§ **EXERCISE DESCRIPTION**
State how many lines of the data contain the word "document", and write nothing besides the number.

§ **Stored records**
'''

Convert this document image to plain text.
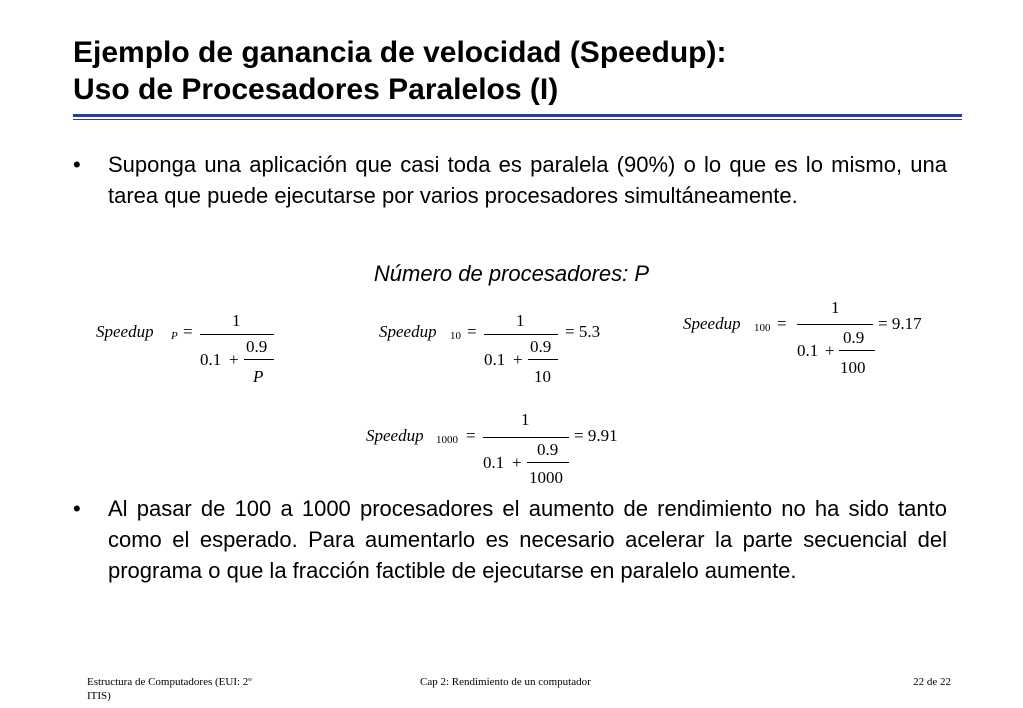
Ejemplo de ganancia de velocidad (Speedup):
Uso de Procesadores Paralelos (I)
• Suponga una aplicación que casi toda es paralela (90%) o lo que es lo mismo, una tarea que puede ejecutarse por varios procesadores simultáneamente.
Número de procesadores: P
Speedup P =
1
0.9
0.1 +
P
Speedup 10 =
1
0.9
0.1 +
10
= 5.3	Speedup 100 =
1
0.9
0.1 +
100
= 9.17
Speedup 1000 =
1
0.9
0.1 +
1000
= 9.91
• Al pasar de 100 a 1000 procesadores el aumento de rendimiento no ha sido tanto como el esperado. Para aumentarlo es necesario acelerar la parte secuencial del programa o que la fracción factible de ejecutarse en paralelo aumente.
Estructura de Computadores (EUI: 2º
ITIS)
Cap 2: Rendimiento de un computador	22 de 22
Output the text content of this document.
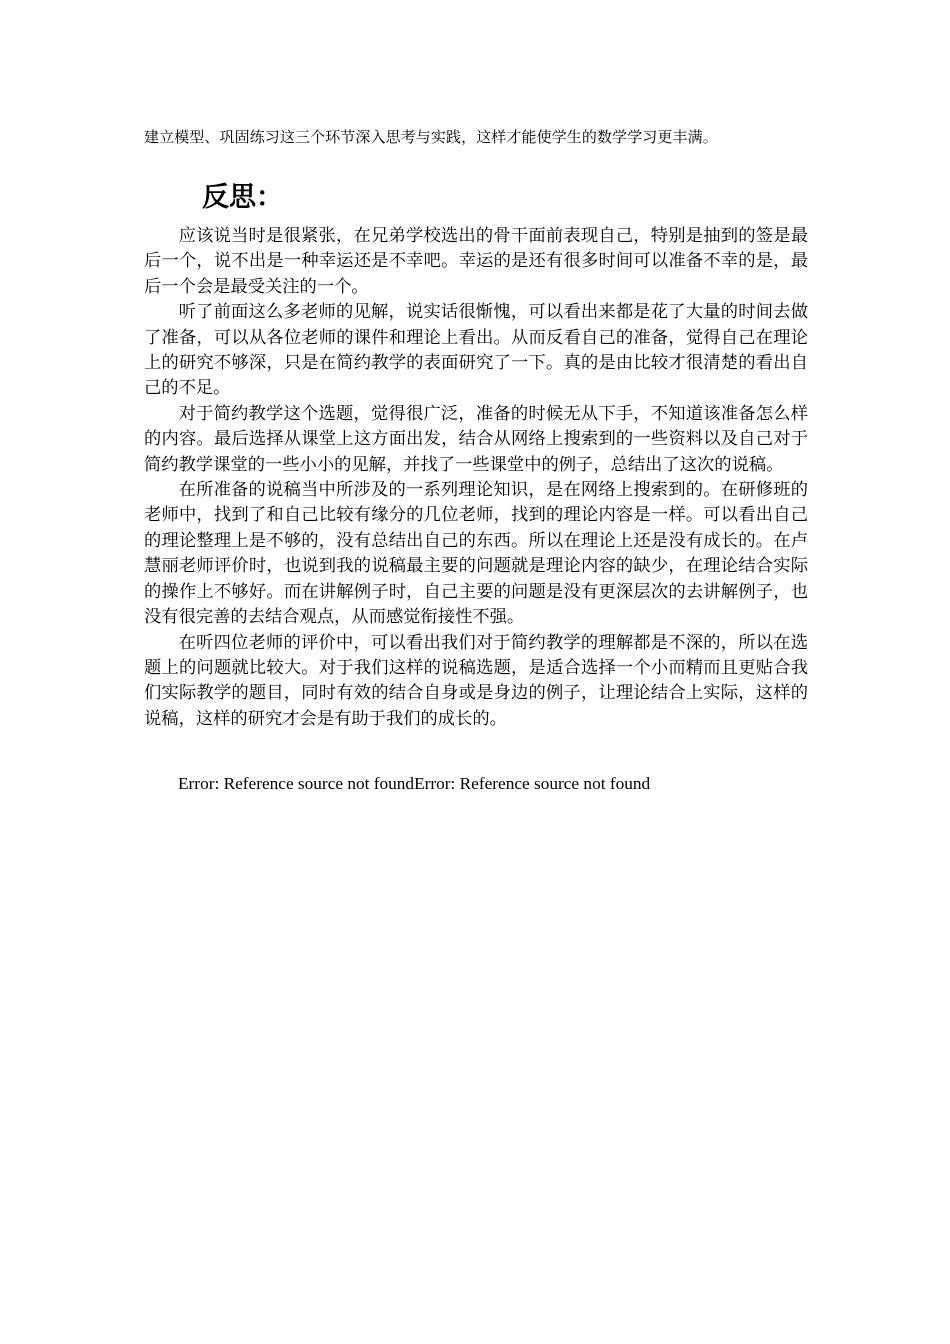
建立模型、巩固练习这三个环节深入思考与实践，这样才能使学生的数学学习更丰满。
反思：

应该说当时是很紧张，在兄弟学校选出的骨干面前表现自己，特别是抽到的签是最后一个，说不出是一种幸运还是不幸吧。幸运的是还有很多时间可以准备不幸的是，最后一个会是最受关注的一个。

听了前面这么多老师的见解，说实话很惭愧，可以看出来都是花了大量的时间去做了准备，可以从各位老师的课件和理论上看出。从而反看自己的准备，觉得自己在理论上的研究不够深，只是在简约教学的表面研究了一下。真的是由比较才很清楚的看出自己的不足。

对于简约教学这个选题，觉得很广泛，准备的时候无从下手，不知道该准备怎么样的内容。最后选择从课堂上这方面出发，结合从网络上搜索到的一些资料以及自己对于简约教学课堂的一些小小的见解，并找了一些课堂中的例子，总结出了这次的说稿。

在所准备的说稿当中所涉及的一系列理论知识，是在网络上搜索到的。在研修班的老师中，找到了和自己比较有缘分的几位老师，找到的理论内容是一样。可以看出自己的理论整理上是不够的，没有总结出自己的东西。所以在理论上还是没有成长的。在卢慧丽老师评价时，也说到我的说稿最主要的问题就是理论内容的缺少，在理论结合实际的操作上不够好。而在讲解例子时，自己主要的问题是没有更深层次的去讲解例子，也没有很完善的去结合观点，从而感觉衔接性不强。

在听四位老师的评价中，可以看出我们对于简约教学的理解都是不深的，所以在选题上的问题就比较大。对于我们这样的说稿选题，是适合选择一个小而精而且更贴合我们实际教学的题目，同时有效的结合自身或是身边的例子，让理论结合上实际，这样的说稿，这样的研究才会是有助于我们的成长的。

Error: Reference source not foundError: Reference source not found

'''
'''

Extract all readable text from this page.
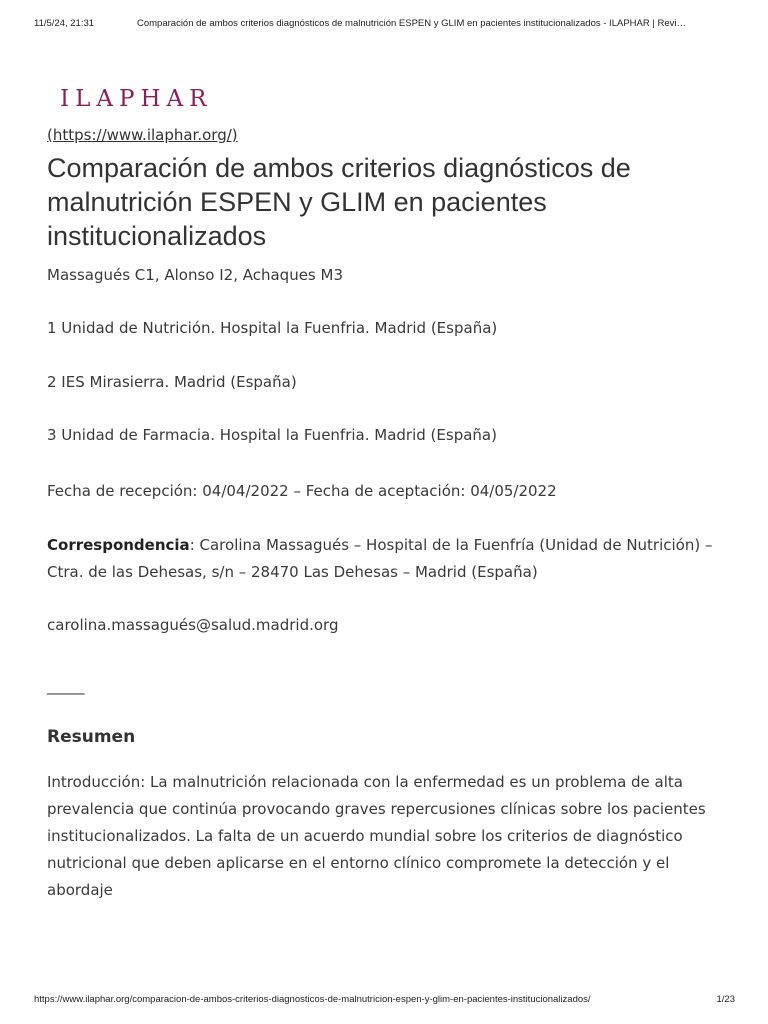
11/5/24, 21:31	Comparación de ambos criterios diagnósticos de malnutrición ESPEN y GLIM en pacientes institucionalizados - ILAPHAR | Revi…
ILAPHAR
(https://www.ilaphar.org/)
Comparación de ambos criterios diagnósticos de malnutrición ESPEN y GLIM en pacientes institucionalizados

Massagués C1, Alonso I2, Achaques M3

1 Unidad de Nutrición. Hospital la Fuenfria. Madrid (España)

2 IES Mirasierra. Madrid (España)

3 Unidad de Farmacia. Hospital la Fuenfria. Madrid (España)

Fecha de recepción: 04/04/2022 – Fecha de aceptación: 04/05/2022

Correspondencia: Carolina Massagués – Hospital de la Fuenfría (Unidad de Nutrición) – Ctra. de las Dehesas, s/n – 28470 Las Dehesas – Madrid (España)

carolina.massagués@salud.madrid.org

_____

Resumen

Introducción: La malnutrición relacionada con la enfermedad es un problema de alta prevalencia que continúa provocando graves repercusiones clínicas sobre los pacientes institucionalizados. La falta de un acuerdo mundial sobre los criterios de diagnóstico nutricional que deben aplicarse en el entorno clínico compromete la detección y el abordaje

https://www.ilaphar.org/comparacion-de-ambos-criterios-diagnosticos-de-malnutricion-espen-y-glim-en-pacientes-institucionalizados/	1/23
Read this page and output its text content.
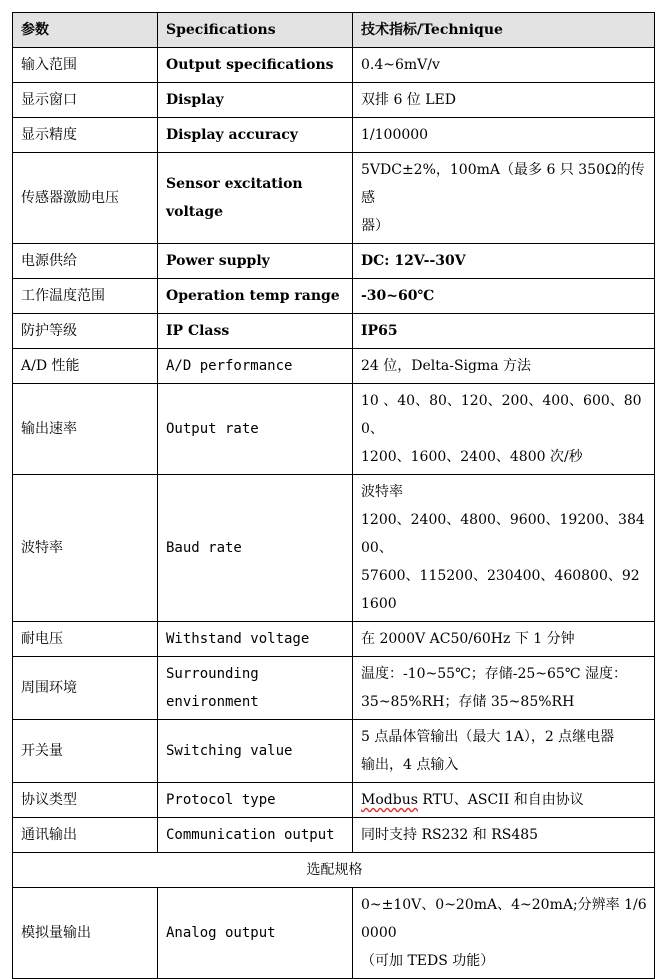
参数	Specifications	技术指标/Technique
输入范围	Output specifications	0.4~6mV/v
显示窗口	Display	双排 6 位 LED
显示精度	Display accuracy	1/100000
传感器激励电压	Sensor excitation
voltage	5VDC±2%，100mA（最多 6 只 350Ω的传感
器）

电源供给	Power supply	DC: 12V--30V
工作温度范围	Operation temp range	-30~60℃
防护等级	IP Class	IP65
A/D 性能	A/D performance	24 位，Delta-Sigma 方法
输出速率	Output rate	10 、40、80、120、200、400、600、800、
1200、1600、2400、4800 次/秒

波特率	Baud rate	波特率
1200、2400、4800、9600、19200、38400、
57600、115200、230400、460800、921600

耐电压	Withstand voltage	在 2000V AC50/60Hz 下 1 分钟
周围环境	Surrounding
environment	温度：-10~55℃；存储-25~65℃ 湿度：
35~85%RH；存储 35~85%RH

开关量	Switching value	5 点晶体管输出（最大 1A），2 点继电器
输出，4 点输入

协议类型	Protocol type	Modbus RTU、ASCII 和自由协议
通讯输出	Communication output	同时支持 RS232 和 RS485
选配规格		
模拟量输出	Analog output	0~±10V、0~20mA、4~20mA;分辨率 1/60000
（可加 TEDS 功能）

'''

§ **REPLY TO THE TASK**
2